**INSTRUCTIONS FOR THE TASK:**
Where a line of the listing below includes the word "climatology", reproduce that line.

**GIVEN ENTRIES:**

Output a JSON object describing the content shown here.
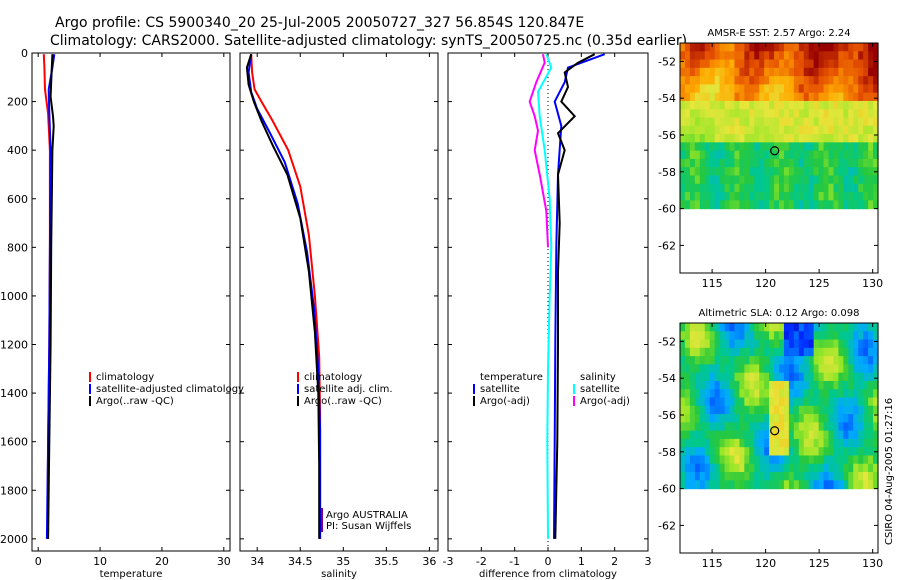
{
  "header": {
    "line1": "Argo profile: CS 5900340_20 25-Jul-2005 20050727_327 56.854S 120.847E",
    "line2": "Climatology: CARS2000. Satellite-adjusted climatology: synTS_20050725.nc (0.35d earlier)"
  },
  "footer_vertical": "CSIRO 04-Aug-2005 01:27:16",
  "chart_data": [
    {
      "type": "line",
      "xlabel": "temperature",
      "ylabel": "",
      "xlim": [
        -1,
        31
      ],
      "ylim": [
        2050,
        0
      ],
      "xticks": [
        0,
        10,
        20,
        30
      ],
      "yticks": [
        0,
        200,
        400,
        600,
        800,
        1000,
        1200,
        1400,
        1600,
        1800,
        2000
      ],
      "legend": [
        "climatology",
        "satellite-adjusted climatology",
        "Argo(..raw -QC)"
      ],
      "series": [
        {
          "name": "climatology",
          "color": "#ff0000",
          "points": [
            [
              0.9,
              5
            ],
            [
              1.0,
              60
            ],
            [
              1.1,
              150
            ],
            [
              1.6,
              250
            ],
            [
              1.9,
              400
            ],
            [
              1.9,
              800
            ],
            [
              1.8,
              1200
            ],
            [
              1.6,
              1600
            ],
            [
              1.5,
              2000
            ]
          ]
        },
        {
          "name": "satellite-adjusted climatology",
          "color": "#0000ff",
          "points": [
            [
              2.6,
              5
            ],
            [
              2.3,
              60
            ],
            [
              1.7,
              150
            ],
            [
              1.8,
              250
            ],
            [
              2.0,
              400
            ],
            [
              1.9,
              800
            ],
            [
              1.8,
              1200
            ],
            [
              1.6,
              1600
            ],
            [
              1.4,
              2000
            ]
          ]
        },
        {
          "name": "Argo(..raw -QC)",
          "color": "#000000",
          "points": [
            [
              2.3,
              5
            ],
            [
              2.2,
              60
            ],
            [
              2.1,
              120
            ],
            [
              2.0,
              180
            ],
            [
              2.4,
              260
            ],
            [
              2.5,
              300
            ],
            [
              2.3,
              400
            ],
            [
              2.2,
              600
            ],
            [
              2.1,
              800
            ],
            [
              2.0,
              1200
            ],
            [
              1.8,
              1600
            ],
            [
              1.6,
              2000
            ]
          ]
        }
      ]
    },
    {
      "type": "line",
      "xlabel": "salinity",
      "xlim": [
        33.8,
        36.1
      ],
      "ylim": [
        2050,
        0
      ],
      "xticks": [
        34,
        34.5,
        35,
        35.5,
        36
      ],
      "yticks": [
        0,
        200,
        400,
        600,
        800,
        1000,
        1200,
        1400,
        1600,
        1800,
        2000
      ],
      "legend": [
        "climatology",
        "satellite adj. clim.",
        "Argo(..raw -QC)"
      ],
      "annotation": [
        "Argo AUSTRALIA",
        "PI: Susan Wijffels"
      ],
      "series": [
        {
          "name": "climatology",
          "color": "#ff0000",
          "points": [
            [
              33.93,
              5
            ],
            [
              33.94,
              80
            ],
            [
              33.97,
              150
            ],
            [
              34.05,
              200
            ],
            [
              34.18,
              280
            ],
            [
              34.36,
              400
            ],
            [
              34.5,
              550
            ],
            [
              34.6,
              750
            ],
            [
              34.67,
              1000
            ],
            [
              34.72,
              1250
            ],
            [
              34.73,
              1500
            ],
            [
              34.73,
              2000
            ]
          ]
        },
        {
          "name": "satellite adj. clim.",
          "color": "#0000ff",
          "points": [
            [
              33.93,
              5
            ],
            [
              33.9,
              80
            ],
            [
              33.93,
              160
            ],
            [
              34.0,
              230
            ],
            [
              34.15,
              330
            ],
            [
              34.32,
              450
            ],
            [
              34.47,
              620
            ],
            [
              34.58,
              820
            ],
            [
              34.66,
              1050
            ],
            [
              34.71,
              1300
            ],
            [
              34.73,
              1550
            ],
            [
              34.73,
              2000
            ]
          ]
        },
        {
          "name": "Argo(..raw -QC)",
          "color": "#000000",
          "points": [
            [
              33.93,
              5
            ],
            [
              33.88,
              60
            ],
            [
              33.9,
              130
            ],
            [
              33.96,
              200
            ],
            [
              34.05,
              280
            ],
            [
              34.18,
              380
            ],
            [
              34.35,
              500
            ],
            [
              34.5,
              680
            ],
            [
              34.6,
              900
            ],
            [
              34.67,
              1150
            ],
            [
              34.71,
              1400
            ],
            [
              34.72,
              1700
            ],
            [
              34.72,
              2000
            ]
          ]
        }
      ]
    },
    {
      "type": "line",
      "xlabel": "difference from climatology",
      "xlim": [
        -3,
        3
      ],
      "ylim": [
        2050,
        0
      ],
      "xticks": [
        -3,
        -2,
        -1,
        0,
        1,
        2,
        3
      ],
      "yticks": [
        0,
        200,
        400,
        600,
        800,
        1000,
        1200,
        1400,
        1600,
        1800,
        2000
      ],
      "legend_left": [
        "temperature",
        "satellite",
        "Argo(-adj)"
      ],
      "legend_right": [
        "salinity",
        "satellite",
        "Argo(-adj)"
      ],
      "series": [
        {
          "name": "temperature satellite",
          "color": "#0000ff",
          "points": [
            [
              1.7,
              5
            ],
            [
              1.2,
              30
            ],
            [
              0.6,
              60
            ],
            [
              0.5,
              120
            ],
            [
              0.2,
              200
            ],
            [
              0.4,
              300
            ],
            [
              0.3,
              500
            ],
            [
              0.25,
              800
            ],
            [
              0.22,
              1200
            ],
            [
              0.2,
              1600
            ],
            [
              0.18,
              2000
            ]
          ]
        },
        {
          "name": "temperature Argo(-adj)",
          "color": "#000000",
          "points": [
            [
              1.4,
              5
            ],
            [
              0.9,
              40
            ],
            [
              0.5,
              80
            ],
            [
              0.6,
              140
            ],
            [
              0.4,
              200
            ],
            [
              0.8,
              260
            ],
            [
              0.3,
              330
            ],
            [
              0.5,
              400
            ],
            [
              0.3,
              500
            ],
            [
              0.35,
              700
            ],
            [
              0.3,
              900
            ],
            [
              0.3,
              1200
            ],
            [
              0.28,
              1600
            ],
            [
              0.22,
              2000
            ]
          ]
        },
        {
          "name": "salinity satellite",
          "color": "#00ffff",
          "points": [
            [
              -0.05,
              5
            ],
            [
              0.1,
              60
            ],
            [
              -0.3,
              160
            ],
            [
              -0.25,
              260
            ],
            [
              -0.1,
              400
            ],
            [
              0.05,
              600
            ],
            [
              0.1,
              800
            ],
            [
              0.05,
              1000
            ],
            [
              0.0,
              1300
            ],
            [
              -0.02,
              1600
            ],
            [
              0.0,
              2000
            ]
          ]
        },
        {
          "name": "salinity Argo(-adj)",
          "color": "#ff00ff",
          "points": [
            [
              -0.15,
              5
            ],
            [
              -0.1,
              40
            ],
            [
              -0.35,
              120
            ],
            [
              -0.55,
              200
            ],
            [
              -0.4,
              260
            ],
            [
              -0.3,
              320
            ],
            [
              -0.4,
              400
            ],
            [
              -0.25,
              500
            ],
            [
              -0.05,
              650
            ],
            [
              0.0,
              800
            ]
          ]
        }
      ]
    },
    {
      "type": "heatmap",
      "title": "AMSR-E SST: 2.57 Argo: 2.24",
      "xlim": [
        112,
        130.5
      ],
      "ylim": [
        -63.5,
        -51
      ],
      "xticks": [
        115,
        120,
        125,
        130
      ],
      "yticks": [
        -52,
        -54,
        -56,
        -58,
        -60,
        -62
      ],
      "data_extent_lat": [
        -60,
        -51
      ],
      "marker": {
        "lon": 120.847,
        "lat": -56.854
      }
    },
    {
      "type": "heatmap",
      "title": "Altimetric SLA: 0.12 Argo: 0.098",
      "xlim": [
        112,
        130.5
      ],
      "ylim": [
        -63.5,
        -51
      ],
      "xticks": [
        115,
        120,
        125,
        130
      ],
      "yticks": [
        -52,
        -54,
        -56,
        -58,
        -60,
        -62
      ],
      "data_extent_lat": [
        -60,
        -51
      ],
      "marker": {
        "lon": 120.847,
        "lat": -56.854
      }
    }
  ]
}
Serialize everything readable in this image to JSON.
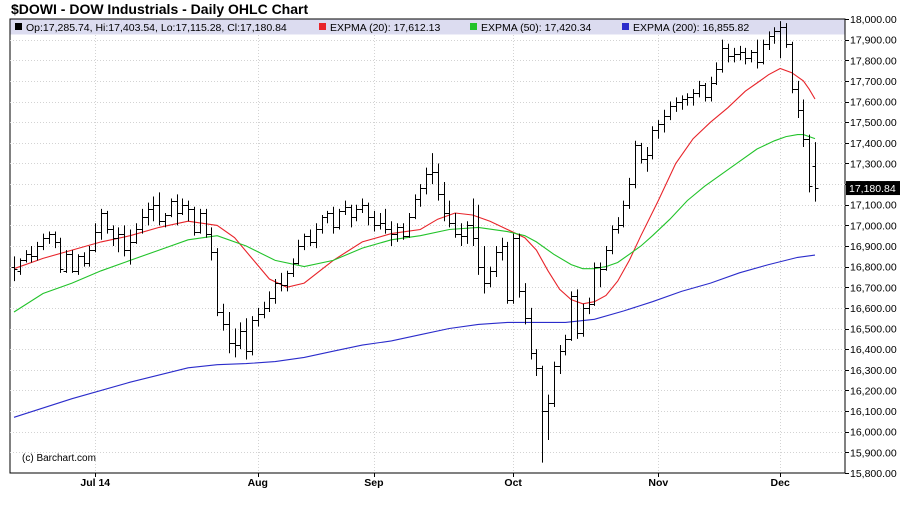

**SOLVED EXERCISE:**
    "line2": "Climatology: CARS2000. Satellite-adjusted climatology: synTS_20050725.nc (0.35d earlier)"
        "climatology",
        "satellite-adjusted climatology",
          "name": "climatology",
          "name": "satellite-adjusted climatology",
        "climatology",
          "name": "climatology",
      "xlabel": "difference from climatology",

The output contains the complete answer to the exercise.